→ **Exercise prompt**
Copy out each line that includes the word "欧洲西部地形以平原为主".

→ **Data shown**
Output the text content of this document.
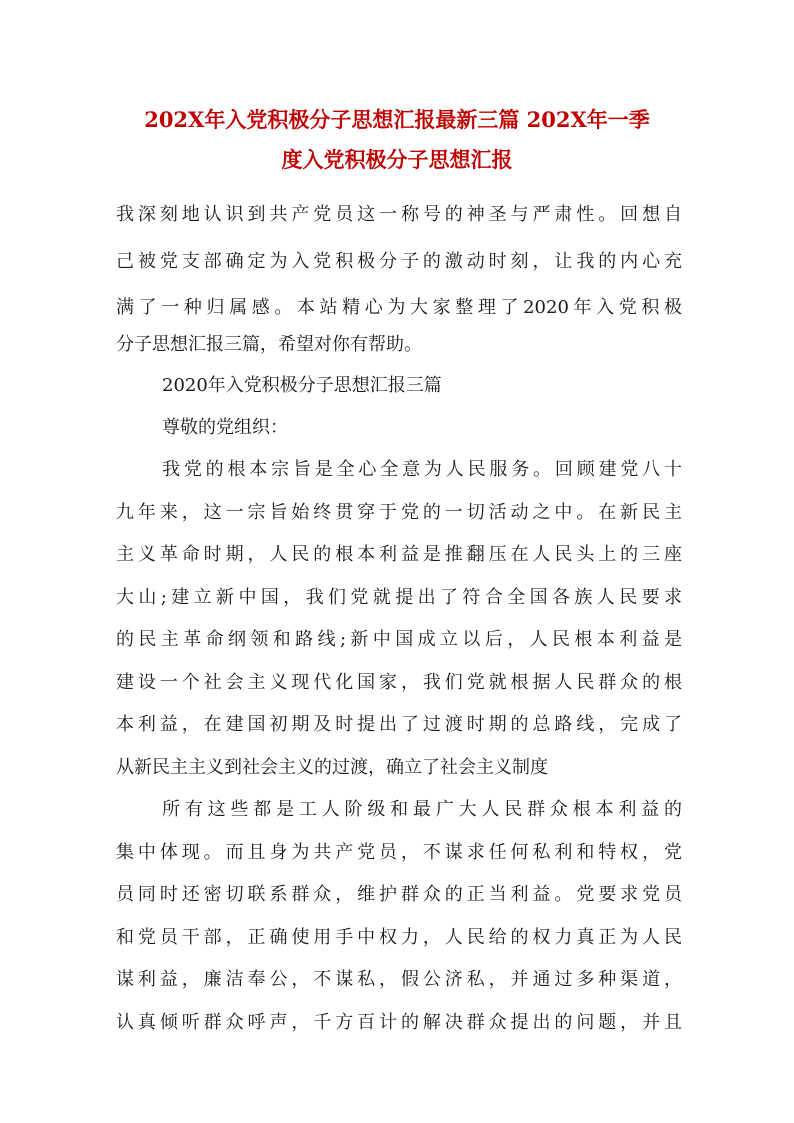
202X年入党积极分子思想汇报最新三篇 202X年一季
度入党积极分子思想汇报
我深刻地认识到共产党员这一称号的神圣与严肃性。回想自
己被党支部确定为入党积极分子的激动时刻，让我的内心充
满了一种归属感。本站精心为大家整理了2020年入党积极
分子思想汇报三篇，希望对你有帮助。
2020年入党积极分子思想汇报三篇
尊敬的党组织：
我党的根本宗旨是全心全意为人民服务。回顾建党八十
九年来，这一宗旨始终贯穿于党的一切活动之中。在新民主
主义革命时期，人民的根本利益是推翻压在人民头上的三座
大山;建立新中国，我们党就提出了符合全国各族人民要求
的民主革命纲领和路线;新中国成立以后，人民根本利益是
建设一个社会主义现代化国家，我们党就根据人民群众的根
本利益，在建国初期及时提出了过渡时期的总路线，完成了
从新民主主义到社会主义的过渡，确立了社会主义制度
所有这些都是工人阶级和最广大人民群众根本利益的
集中体现。而且身为共产党员，不谋求任何私利和特权，党
员同时还密切联系群众，维护群众的正当利益。党要求党员
和党员干部，正确使用手中权力，人民给的权力真正为人民
谋利益，廉洁奉公，不谋私，假公济私，并通过多种渠道，
认真倾听群众呼声，千方百计的解决群众提出的问题，并且
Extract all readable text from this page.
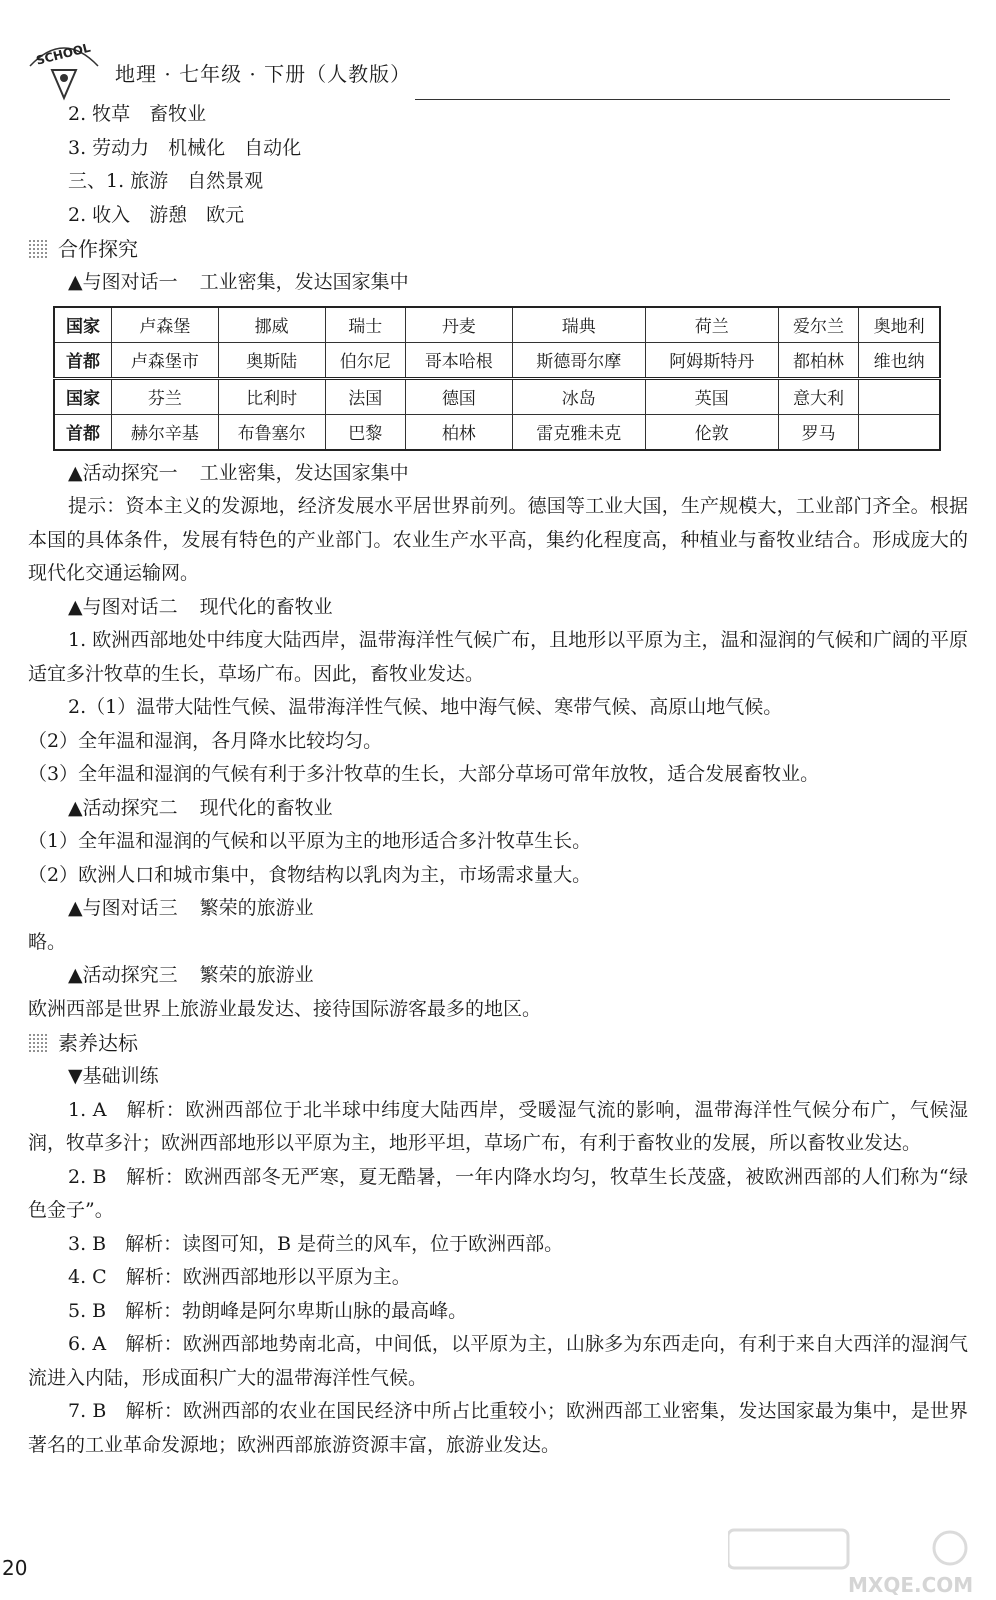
SCHOOL
地理 · 七年级 · 下册（人教版）
2. 牧草　畜牧业
3. 劳动力　机械化　自动化
三、1. 旅游　自然景观
2. 收入　游憩　欧元
合作探究
▲与图对话一 工业密集，发达国家集中
国家	卢森堡	挪威	瑞士	丹麦	瑞典	荷兰	爱尔兰	奥地利
首都	卢森堡市	奥斯陆	伯尔尼	哥本哈根	斯德哥尔摩	阿姆斯特丹	都柏林	维也纳
国家	芬兰	比利时	法国	德国	冰岛	英国	意大利	
首都	赫尔辛基	布鲁塞尔	巴黎	柏林	雷克雅未克	伦敦	罗马	
▲活动探究一 工业密集，发达国家集中
提示：资本主义的发源地，经济发展水平居世界前列。德国等工业大国，生产规模大，工业部门齐全。根据本国的具体条件，发展有特色的产业部门。农业生产水平高，集约化程度高，种植业与畜牧业结合。形成庞大的现代化交通运输网。
▲与图对话二 现代化的畜牧业
1. 欧洲西部地处中纬度大陆西岸，温带海洋性气候广布，且地形以平原为主，温和湿润的气候和广阔的平原适宜多汁牧草的生长，草场广布。因此，畜牧业发达。
2.（1）温带大陆性气候、温带海洋性气候、地中海气候、寒带气候、高原山地气候。
（2）全年温和湿润，各月降水比较均匀。
（3）全年温和湿润的气候有利于多汁牧草的生长，大部分草场可常年放牧，适合发展畜牧业。
▲活动探究二 现代化的畜牧业
（1）全年温和湿润的气候和以平原为主的地形适合多汁牧草生长。
（2）欧洲人口和城市集中，食物结构以乳肉为主，市场需求量大。
▲与图对话三 繁荣的旅游业
略。
▲活动探究三 繁荣的旅游业
欧洲西部是世界上旅游业最发达、接待国际游客最多的地区。
素养达标
▼基础训练
1. A　解析：欧洲西部位于北半球中纬度大陆西岸，受暖湿气流的影响，温带海洋性气候分布广，气候湿润，牧草多汁；欧洲西部地形以平原为主，地形平坦，草场广布，有利于畜牧业的发展，所以畜牧业发达。
2. B　解析：欧洲西部冬无严寒，夏无酷暑，一年内降水均匀，牧草生长茂盛，被欧洲西部的人们称为“绿色金子”。
3. B　解析：读图可知，B 是荷兰的风车，位于欧洲西部。
4. C　解析：欧洲西部地形以平原为主。
5. B　解析：勃朗峰是阿尔卑斯山脉的最高峰。
6. A　解析：欧洲西部地势南北高，中间低，以平原为主，山脉多为东西走向，有利于来自大西洋的湿润气流进入内陆，形成面积广大的温带海洋性气候。
7. B　解析：欧洲西部的农业在国民经济中所占比重较小；欧洲西部工业密集，发达国家最为集中，是世界著名的工业革命发源地；欧洲西部旅游资源丰富，旅游业发达。
20
MXQE.COM
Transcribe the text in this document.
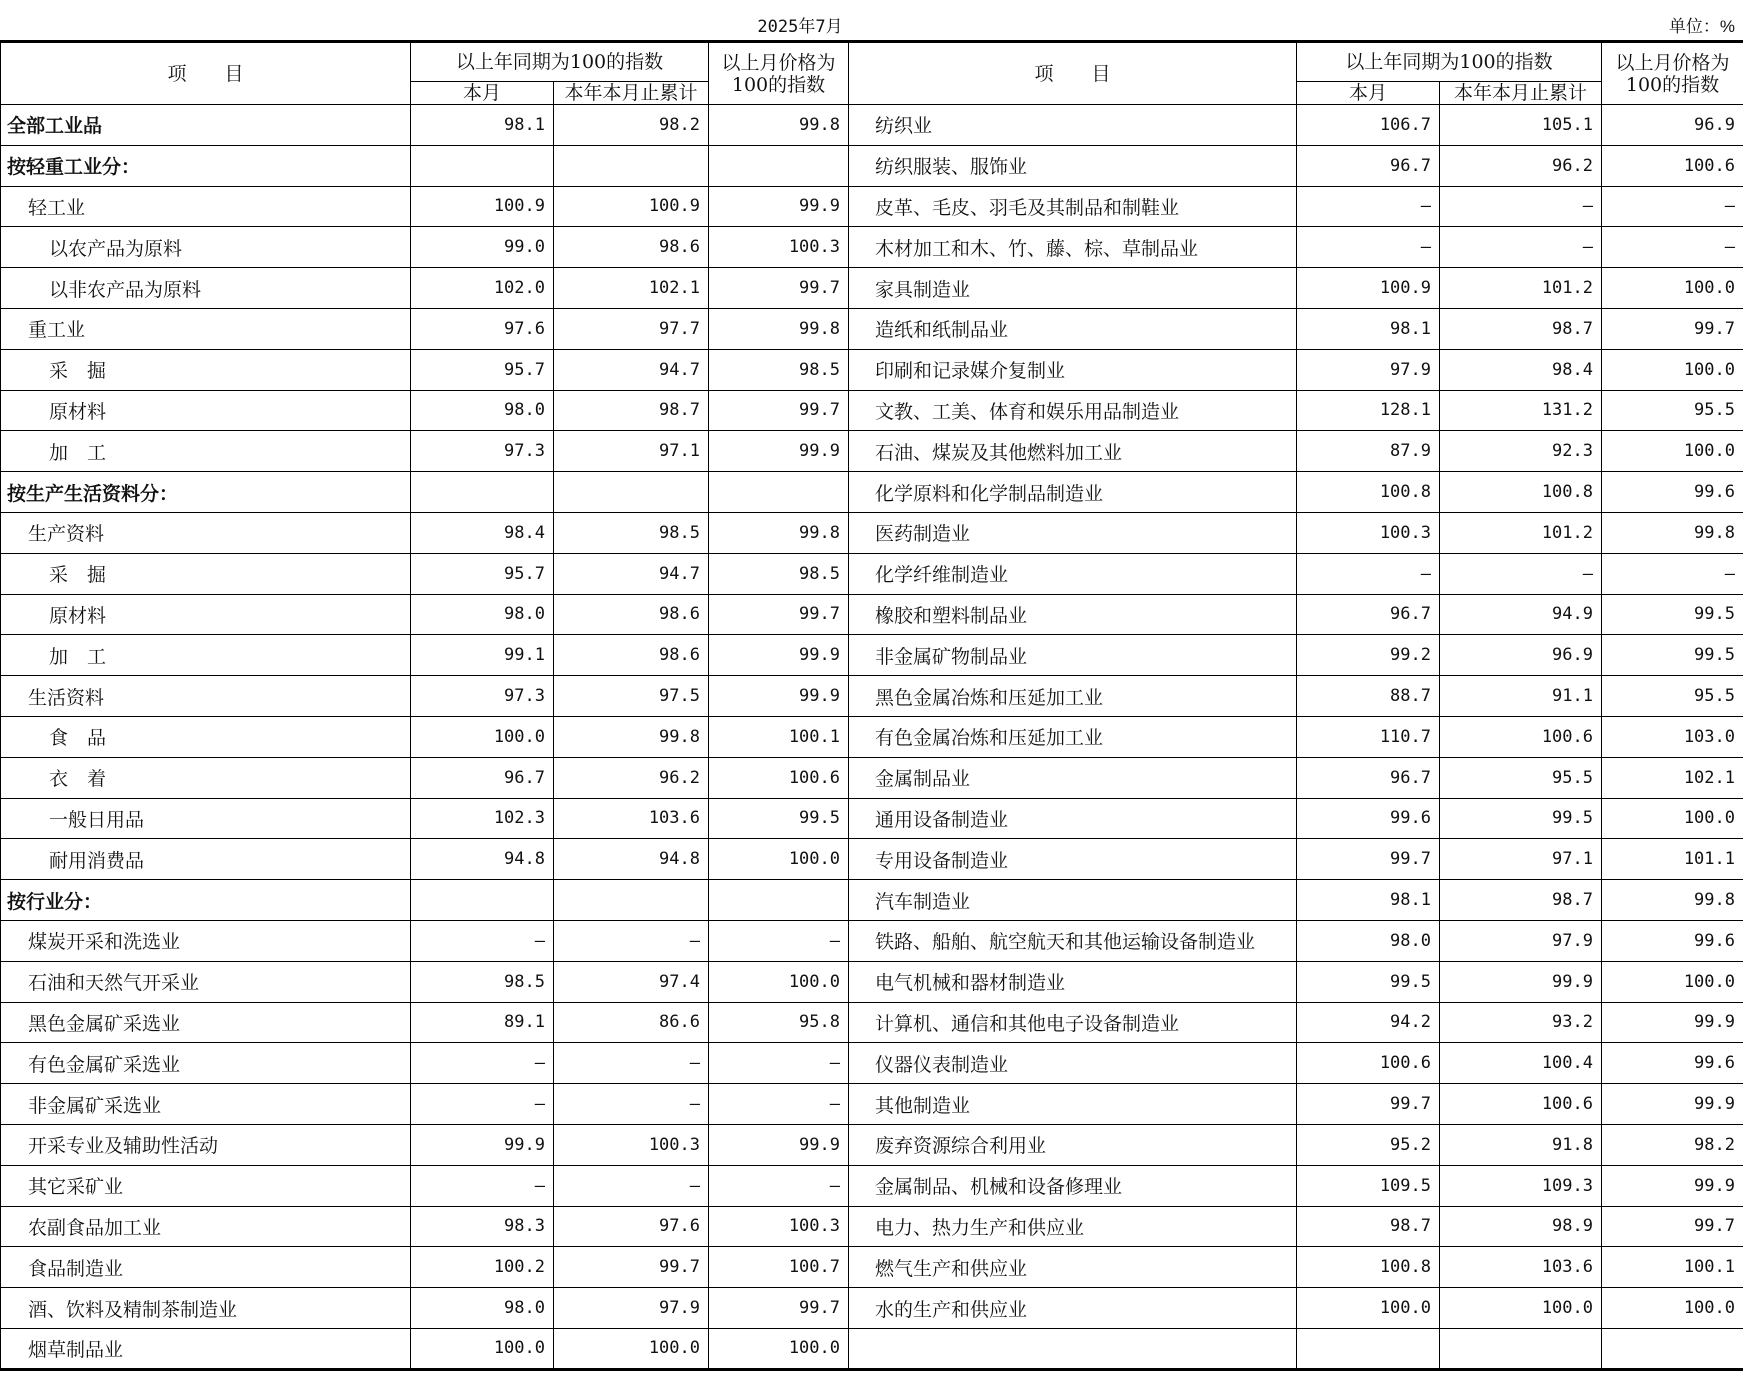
2025年7月	单位：%
项　　目	以上年同期为100的指数		以上月价格为100的指数	项　　目	以上年同期为100的指数		以上月价格为100的指数
	本月	本年本月止累计			本月	本年本月止累计	
全部工业品	98.1	98.2	99.8	纺织业	106.7	105.1	96.9
按轻重工业分：				纺织服装、服饰业	96.7	96.2	100.6
轻工业	100.9	100.9	99.9	皮革、毛皮、羽毛及其制品和制鞋业	—	—	—
以农产品为原料	99.0	98.6	100.3	木材加工和木、竹、藤、棕、草制品业	—	—	—
以非农产品为原料	102.0	102.1	99.7	家具制造业	100.9	101.2	100.0
重工业	97.6	97.7	99.8	造纸和纸制品业	98.1	98.7	99.7
采　掘	95.7	94.7	98.5	印刷和记录媒介复制业	97.9	98.4	100.0
原材料	98.0	98.7	99.7	文教、工美、体育和娱乐用品制造业	128.1	131.2	95.5
加　工	97.3	97.1	99.9	石油、煤炭及其他燃料加工业	87.9	92.3	100.0
按生产生活资料分：				化学原料和化学制品制造业	100.8	100.8	99.6
生产资料	98.4	98.5	99.8	医药制造业	100.3	101.2	99.8
采　掘	95.7	94.7	98.5	化学纤维制造业	—	—	—
原材料	98.0	98.6	99.7	橡胶和塑料制品业	96.7	94.9	99.5
加　工	99.1	98.6	99.9	非金属矿物制品业	99.2	96.9	99.5
生活资料	97.3	97.5	99.9	黑色金属冶炼和压延加工业	88.7	91.1	95.5
食　品	100.0	99.8	100.1	有色金属冶炼和压延加工业	110.7	100.6	103.0
衣　着	96.7	96.2	100.6	金属制品业	96.7	95.5	102.1
一般日用品	102.3	103.6	99.5	通用设备制造业	99.6	99.5	100.0
耐用消费品	94.8	94.8	100.0	专用设备制造业	99.7	97.1	101.1
按行业分：				汽车制造业	98.1	98.7	99.8
煤炭开采和洗选业	—	—	—	铁路、船舶、航空航天和其他运输设备制造业	98.0	97.9	99.6
石油和天然气开采业	98.5	97.4	100.0	电气机械和器材制造业	99.5	99.9	100.0
黑色金属矿采选业	89.1	86.6	95.8	计算机、通信和其他电子设备制造业	94.2	93.2	99.9
有色金属矿采选业	—	—	—	仪器仪表制造业	100.6	100.4	99.6
非金属矿采选业	—	—	—	其他制造业	99.7	100.6	99.9
开采专业及辅助性活动	99.9	100.3	99.9	废弃资源综合利用业	95.2	91.8	98.2
其它采矿业	—	—	—	金属制品、机械和设备修理业	109.5	109.3	99.9
农副食品加工业	98.3	97.6	100.3	电力、热力生产和供应业	98.7	98.9	99.7
食品制造业	100.2	99.7	100.7	燃气生产和供应业	100.8	103.6	100.1
酒、饮料及精制茶制造业	98.0	97.9	99.7	水的生产和供应业	100.0	100.0	100.0
烟草制品业	100.0	100.0	100.0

→ **Result for this task**
1. A　解析：欧洲西部位于北半球中纬度大陆西岸，受暖湿气流的影响，温带海洋性气候分布广，气候湿润，牧草多汁；欧洲西部地形以平原为主，地形平坦，草场广布，有利于畜牧业的发展，所以畜牧业发达。
4. C　解析：欧洲西部地形以平原为主。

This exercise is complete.